# Excerpted records
..............................

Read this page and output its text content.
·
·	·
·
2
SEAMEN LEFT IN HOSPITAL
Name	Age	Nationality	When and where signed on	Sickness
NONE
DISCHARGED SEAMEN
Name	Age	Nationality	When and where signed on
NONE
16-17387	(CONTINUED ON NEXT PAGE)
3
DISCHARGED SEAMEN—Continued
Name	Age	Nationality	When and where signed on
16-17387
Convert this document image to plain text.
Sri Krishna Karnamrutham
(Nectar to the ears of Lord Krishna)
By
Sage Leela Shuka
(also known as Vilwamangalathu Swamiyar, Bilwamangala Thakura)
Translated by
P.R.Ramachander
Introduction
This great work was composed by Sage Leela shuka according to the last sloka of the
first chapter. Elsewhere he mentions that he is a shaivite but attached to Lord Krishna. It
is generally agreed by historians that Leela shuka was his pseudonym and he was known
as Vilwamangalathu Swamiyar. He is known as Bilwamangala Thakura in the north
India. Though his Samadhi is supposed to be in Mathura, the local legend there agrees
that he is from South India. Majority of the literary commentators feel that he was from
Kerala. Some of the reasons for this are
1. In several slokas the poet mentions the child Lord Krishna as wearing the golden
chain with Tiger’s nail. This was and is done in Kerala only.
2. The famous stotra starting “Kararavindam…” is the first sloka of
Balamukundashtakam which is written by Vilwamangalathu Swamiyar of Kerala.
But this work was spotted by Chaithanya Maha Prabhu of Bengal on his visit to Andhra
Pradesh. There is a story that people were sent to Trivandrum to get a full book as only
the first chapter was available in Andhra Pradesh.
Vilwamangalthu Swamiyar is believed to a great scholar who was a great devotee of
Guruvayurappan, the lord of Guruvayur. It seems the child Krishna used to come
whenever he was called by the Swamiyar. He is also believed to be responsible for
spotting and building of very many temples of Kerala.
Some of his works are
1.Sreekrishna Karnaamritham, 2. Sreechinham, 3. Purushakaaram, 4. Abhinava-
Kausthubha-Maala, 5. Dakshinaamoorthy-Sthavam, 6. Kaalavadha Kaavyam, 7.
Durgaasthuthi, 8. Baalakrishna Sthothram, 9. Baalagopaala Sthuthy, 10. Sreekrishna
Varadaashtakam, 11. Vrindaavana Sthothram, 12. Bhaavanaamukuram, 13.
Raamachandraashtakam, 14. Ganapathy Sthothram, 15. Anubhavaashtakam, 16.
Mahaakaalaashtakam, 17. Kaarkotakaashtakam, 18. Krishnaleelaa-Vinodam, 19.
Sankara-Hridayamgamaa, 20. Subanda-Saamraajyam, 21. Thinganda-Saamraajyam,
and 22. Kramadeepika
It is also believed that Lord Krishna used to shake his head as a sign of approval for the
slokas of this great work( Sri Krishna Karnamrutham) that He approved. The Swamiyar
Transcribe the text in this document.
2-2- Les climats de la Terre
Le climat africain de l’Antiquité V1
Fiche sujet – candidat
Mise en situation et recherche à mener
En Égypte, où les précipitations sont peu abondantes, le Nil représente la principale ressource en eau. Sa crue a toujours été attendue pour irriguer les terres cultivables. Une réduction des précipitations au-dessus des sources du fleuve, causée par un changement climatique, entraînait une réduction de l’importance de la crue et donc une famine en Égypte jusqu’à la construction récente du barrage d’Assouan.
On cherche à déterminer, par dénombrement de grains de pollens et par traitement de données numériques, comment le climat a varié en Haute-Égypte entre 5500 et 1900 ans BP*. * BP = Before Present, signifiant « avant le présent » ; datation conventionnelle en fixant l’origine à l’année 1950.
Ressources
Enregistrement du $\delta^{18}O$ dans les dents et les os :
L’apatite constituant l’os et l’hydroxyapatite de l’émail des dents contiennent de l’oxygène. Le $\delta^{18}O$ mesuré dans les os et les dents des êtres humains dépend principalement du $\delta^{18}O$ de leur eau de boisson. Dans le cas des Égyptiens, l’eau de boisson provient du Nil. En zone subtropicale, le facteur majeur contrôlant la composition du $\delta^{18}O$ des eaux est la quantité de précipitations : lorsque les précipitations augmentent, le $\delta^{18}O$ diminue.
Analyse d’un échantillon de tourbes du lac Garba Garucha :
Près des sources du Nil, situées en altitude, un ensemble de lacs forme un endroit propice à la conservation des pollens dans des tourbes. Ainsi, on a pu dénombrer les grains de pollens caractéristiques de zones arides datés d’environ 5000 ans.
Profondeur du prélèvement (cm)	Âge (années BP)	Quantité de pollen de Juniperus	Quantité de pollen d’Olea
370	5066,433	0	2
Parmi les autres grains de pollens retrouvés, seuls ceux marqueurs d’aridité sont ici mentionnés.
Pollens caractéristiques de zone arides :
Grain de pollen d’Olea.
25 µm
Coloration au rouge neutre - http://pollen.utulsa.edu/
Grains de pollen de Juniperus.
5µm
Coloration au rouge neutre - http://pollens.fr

..............................

# Exercise description
Copy out the lines that hold "delta".

# Response for this exercise
Enregistrement du $\delta^{18}O$ dans les dents et les os :
L’apatite constituant l’os et l’hydroxyapatite de l’émail des dents contiennent de l’oxygène. Le $\delta^{18}O$ mesuré dans les os et les dents des êtres humains dépend principalement du $\delta^{18}O$ de leur eau de boisson. Dans le cas des Égyptiens, l’eau de boisson provient du Nil. En zone subtropicale, le facteur majeur contrôlant la composition du $\delta^{18}O$ des eaux est la quantité de précipitations : lorsque les précipitations augmentent, le $\delta^{18}O$ diminue.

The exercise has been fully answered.